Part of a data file
--------
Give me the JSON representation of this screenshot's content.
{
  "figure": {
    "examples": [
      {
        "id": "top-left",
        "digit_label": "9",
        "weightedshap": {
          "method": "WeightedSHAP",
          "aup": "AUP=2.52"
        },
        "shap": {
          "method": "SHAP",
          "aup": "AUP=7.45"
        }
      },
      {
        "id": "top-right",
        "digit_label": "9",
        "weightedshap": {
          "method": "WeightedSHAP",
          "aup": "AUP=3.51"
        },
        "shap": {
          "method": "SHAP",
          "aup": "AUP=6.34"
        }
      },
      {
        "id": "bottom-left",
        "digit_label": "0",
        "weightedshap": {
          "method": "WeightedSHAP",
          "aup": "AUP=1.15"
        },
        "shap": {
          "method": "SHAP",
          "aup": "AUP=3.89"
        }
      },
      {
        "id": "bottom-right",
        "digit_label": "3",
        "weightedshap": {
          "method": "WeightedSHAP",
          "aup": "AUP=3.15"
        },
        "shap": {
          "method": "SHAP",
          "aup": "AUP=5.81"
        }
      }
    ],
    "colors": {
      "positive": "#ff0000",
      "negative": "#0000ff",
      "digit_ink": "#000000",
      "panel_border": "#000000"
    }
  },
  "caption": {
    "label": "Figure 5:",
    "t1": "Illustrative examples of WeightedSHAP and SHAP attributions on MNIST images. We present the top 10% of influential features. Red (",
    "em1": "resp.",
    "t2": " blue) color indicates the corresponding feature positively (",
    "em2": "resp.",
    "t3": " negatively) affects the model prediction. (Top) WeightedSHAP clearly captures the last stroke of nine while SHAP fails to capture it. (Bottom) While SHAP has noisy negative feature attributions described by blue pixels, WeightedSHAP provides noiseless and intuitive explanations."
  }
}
--------
What the task requires
Copy down every line of the material above that includes the string "negative".

Full output
      "negative": "#0000ff",
    "t3": " negatively) affects the model prediction. (Top) WeightedSHAP clearly captures the last stroke of nine while SHAP fails to capture it. (Bottom) While SHAP has noisy negative feature attributions described by blue pixels, WeightedSHAP provides noiseless and intuitive explanations."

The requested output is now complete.